Below is a block of records; return all of them exactly, but without the images.

Records excerpted from a collection
+ + + + + + +

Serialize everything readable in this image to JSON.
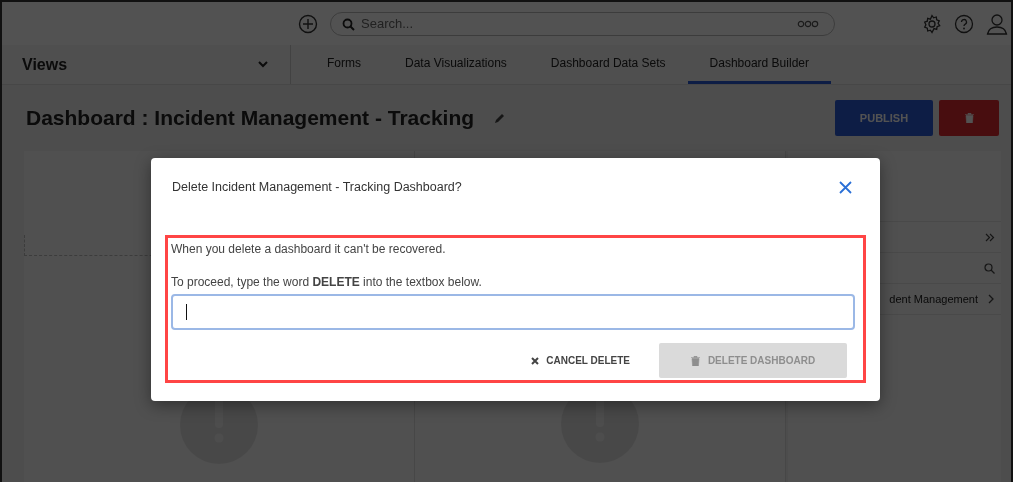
{
  "topbar": {
    "search": {
      "placeholder": "Search..."
    }
  },
  "nav": {
    "views_label": "Views",
    "tabs": [
      {
        "label": "Forms",
        "selected": false
      },
      {
        "label": "Data Visualizations",
        "selected": false
      },
      {
        "label": "Dashboard Data Sets",
        "selected": false
      },
      {
        "label": "Dashboard Builder",
        "selected": true
      }
    ]
  },
  "header": {
    "title": "Dashboard : Incident Management - Tracking",
    "publish_button": "PUBLISH"
  },
  "side_panel": {
    "items": [
      {
        "label": "dent Management"
      }
    ]
  },
  "dialog": {
    "title": "Delete Incident Management - Tracking Dashboard?",
    "message": "When you delete a dashboard it can't be recovered.",
    "instruction": "To proceed, type the word **DELETE** into the textbox below.",
    "cancel_button": {
      "label": "CANCEL DELETE",
      "disabled": false
    },
    "delete_button": {
      "label": "DELETE DASHBOARD",
      "disabled": true
    }
  }
}
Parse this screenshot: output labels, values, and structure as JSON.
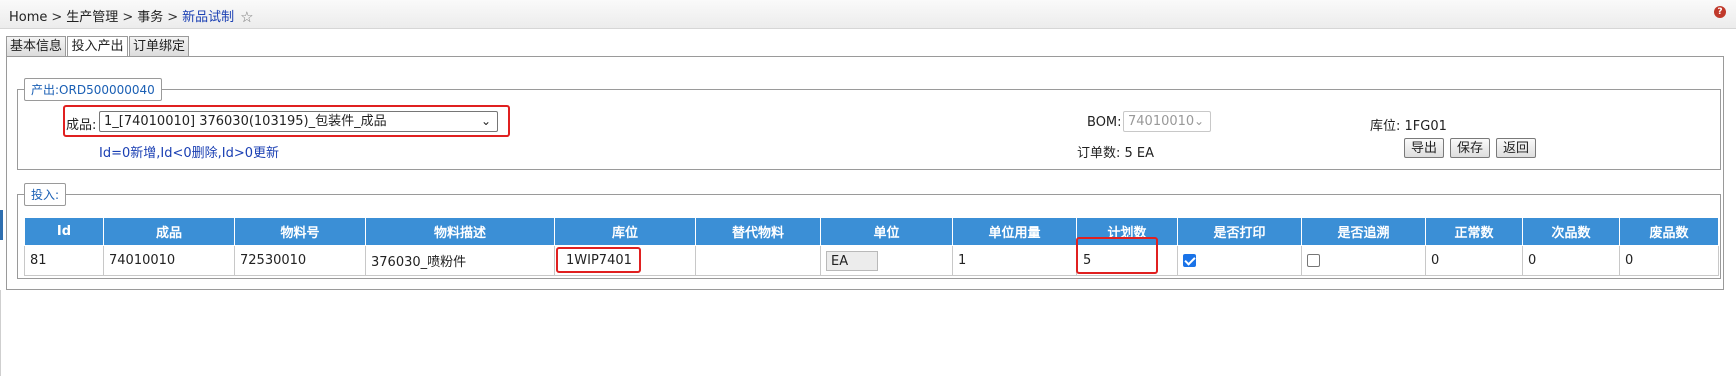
{
  "breadcrumb": {
    "home": "Home",
    "sep": ">",
    "level1": "生产管理",
    "level2": "事务",
    "current": "新品试制"
  },
  "tabs": [
    {
      "label": "基本信息",
      "active": false
    },
    {
      "label": "投入产出",
      "active": true
    },
    {
      "label": "订单绑定",
      "active": false
    }
  ],
  "output": {
    "legend": "产出:ORD500000040",
    "product_label": "成品:",
    "product_value": "1_[74010010] 376030(103195)_包装件_成品",
    "hint": "Id=0新增,Id<0删除,Id>0更新",
    "bom_label": "BOM:",
    "bom_value": "74010010",
    "order_qty": "订单数: 5 EA",
    "location": "库位: 1FG01",
    "buttons": {
      "export": "导出",
      "save": "保存",
      "back": "返回"
    }
  },
  "input": {
    "legend": "投入:",
    "columns": [
      "Id",
      "成品",
      "物料号",
      "物料描述",
      "库位",
      "替代物料",
      "单位",
      "单位用量",
      "计划数",
      "是否打印",
      "是否追溯",
      "正常数",
      "次品数",
      "废品数"
    ],
    "rows": [
      {
        "id": "81",
        "product": "74010010",
        "material_no": "72530010",
        "description": "376030_喷粉件",
        "location": "1WIP7401",
        "substitute": "",
        "unit": "EA",
        "unit_qty": "1",
        "planned": "5",
        "print": true,
        "trace": false,
        "normal": "0",
        "defective": "0",
        "scrap": "0"
      }
    ]
  },
  "colors": {
    "header_blue": "#3b8fd6",
    "highlight_red": "#e02020",
    "link_blue": "#1a3fb3"
  }
}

+ + + + + + +

ANSWER TO THE TASK:
Serialize everything readable in this image to JSON.
{
  "topbar": {
    "search": {
      "placeholder": "Search..."
    }
  },
  "nav": {
    "views_label": "Views",
    "tabs": [
      {
        "label": "Forms",
        "selected": false
      },
      {
        "label": "Data Visualizations",
        "selected": false
      },
      {
        "label": "Dashboard Data Sets",
        "selected": false
      },
      {
        "label": "Dashboard Builder",
        "selected": true
      }
    ]
  },
  "header": {
    "title": "Dashboard : Incident Management - Tracking",
    "publish_button": "PUBLISH"
  },
  "side_panel": {
    "items": [
      {
        "label": "dent Management"
      }
    ]
  },
  "dialog": {
    "title": "Delete Incident Management - Tracking Dashboard?",
    "message": "When you delete a dashboard it can't be recovered.",
    "instruction": "To proceed, type the word **DELETE** into the textbox below.",
    "cancel_button": {
      "label": "CANCEL DELETE",
      "disabled": false
    },
    "delete_button": {
      "label": "DELETE DASHBOARD",
      "disabled": true
    }
  }
}
Parse this screenshot: output labels, values, and structure as JSON.
{
  "breadcrumb": {
    "home": "Home",
    "sep": ">",
    "level1": "生产管理",
    "level2": "事务",
    "current": "新品试制"
  },
  "tabs": [
    {
      "label": "基本信息",
      "active": false
    },
    {
      "label": "投入产出",
      "active": true
    },
    {
      "label": "订单绑定",
      "active": false
    }
  ],
  "output": {
    "legend": "产出:ORD500000040",
    "product_label": "成品:",
    "product_value": "1_[74010010] 376030(103195)_包装件_成品",
    "hint": "Id=0新增,Id<0删除,Id>0更新",
    "bom_label": "BOM:",
    "bom_value": "74010010",
    "order_qty": "订单数: 5 EA",
    "location": "库位: 1FG01",
    "buttons": {
      "export": "导出",
      "save": "保存",
      "back": "返回"
    }
  },
  "input": {
    "legend": "投入:",
    "columns": [
      "Id",
      "成品",
      "物料号",
      "物料描述",
      "库位",
      "替代物料",
      "单位",
      "单位用量",
      "计划数",
      "是否打印",
      "是否追溯",
      "正常数",
      "次品数",
      "废品数"
    ],
    "rows": [
      {
        "id": "81",
        "product": "74010010",
        "material_no": "72530010",
        "description": "376030_喷粉件",
        "location": "1WIP7401",
        "substitute": "",
        "unit": "EA",
        "unit_qty": "1",
        "planned": "5",
        "print": true,
        "trace": false,
        "normal": "0",
        "defective": "0",
        "scrap": "0"
      }
    ]
  },
  "colors": {
    "header_blue": "#3b8fd6",
    "highlight_red": "#e02020",
    "link_blue": "#1a3fb3"
  }
}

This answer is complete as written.